Requirement: Copy each line in the data that includes the word "文段出处".

··· Rows

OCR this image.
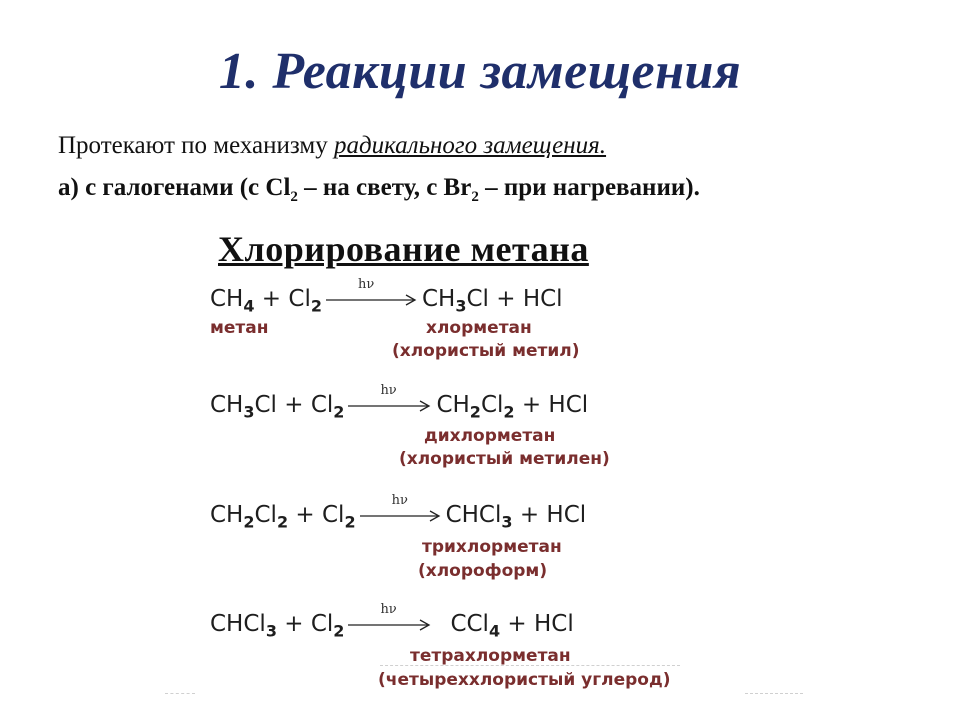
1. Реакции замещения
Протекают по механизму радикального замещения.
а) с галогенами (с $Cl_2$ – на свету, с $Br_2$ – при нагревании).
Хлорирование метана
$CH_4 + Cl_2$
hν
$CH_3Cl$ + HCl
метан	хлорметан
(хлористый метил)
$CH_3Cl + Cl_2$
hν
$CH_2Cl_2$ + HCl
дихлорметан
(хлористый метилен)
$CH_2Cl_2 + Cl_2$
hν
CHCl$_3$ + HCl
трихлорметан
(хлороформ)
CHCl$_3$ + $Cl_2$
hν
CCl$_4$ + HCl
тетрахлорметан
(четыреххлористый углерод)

······
··· Rows

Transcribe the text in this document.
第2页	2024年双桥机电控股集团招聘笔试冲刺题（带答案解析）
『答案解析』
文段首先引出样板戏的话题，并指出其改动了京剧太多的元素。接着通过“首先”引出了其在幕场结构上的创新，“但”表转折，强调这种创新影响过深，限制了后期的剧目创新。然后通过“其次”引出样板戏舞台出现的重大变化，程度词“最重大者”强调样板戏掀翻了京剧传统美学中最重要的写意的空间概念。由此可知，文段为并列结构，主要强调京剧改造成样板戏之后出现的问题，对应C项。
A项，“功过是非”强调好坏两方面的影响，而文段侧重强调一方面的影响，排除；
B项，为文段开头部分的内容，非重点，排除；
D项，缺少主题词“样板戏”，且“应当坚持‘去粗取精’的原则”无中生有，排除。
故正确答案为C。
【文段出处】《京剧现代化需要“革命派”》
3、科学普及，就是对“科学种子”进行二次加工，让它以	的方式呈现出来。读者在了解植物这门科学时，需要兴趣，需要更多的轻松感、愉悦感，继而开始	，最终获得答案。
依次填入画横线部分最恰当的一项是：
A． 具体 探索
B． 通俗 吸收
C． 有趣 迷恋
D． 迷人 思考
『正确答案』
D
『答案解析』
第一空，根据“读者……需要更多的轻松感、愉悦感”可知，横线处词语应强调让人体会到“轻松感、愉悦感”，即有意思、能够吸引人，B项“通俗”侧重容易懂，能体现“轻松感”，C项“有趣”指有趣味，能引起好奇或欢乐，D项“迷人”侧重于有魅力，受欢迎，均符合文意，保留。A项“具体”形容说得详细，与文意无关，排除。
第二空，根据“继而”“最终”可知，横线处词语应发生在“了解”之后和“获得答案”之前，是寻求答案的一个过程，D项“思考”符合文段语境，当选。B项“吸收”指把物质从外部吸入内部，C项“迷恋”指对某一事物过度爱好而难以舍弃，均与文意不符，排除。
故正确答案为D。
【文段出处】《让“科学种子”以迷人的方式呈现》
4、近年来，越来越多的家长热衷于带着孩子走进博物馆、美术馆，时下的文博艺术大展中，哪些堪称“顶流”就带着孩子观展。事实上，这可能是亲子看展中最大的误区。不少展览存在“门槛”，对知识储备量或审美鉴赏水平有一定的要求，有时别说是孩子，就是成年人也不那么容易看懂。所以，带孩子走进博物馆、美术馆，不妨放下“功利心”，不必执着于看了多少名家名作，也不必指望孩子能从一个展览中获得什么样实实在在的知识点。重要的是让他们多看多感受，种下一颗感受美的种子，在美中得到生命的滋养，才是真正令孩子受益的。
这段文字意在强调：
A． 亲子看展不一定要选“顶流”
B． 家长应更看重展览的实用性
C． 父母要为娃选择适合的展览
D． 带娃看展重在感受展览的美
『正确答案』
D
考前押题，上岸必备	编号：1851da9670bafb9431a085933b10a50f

······

Task result:
【文段出处】《京剧现代化需要“革命派”》
【文段出处】《让“科学种子”以迷人的方式呈现》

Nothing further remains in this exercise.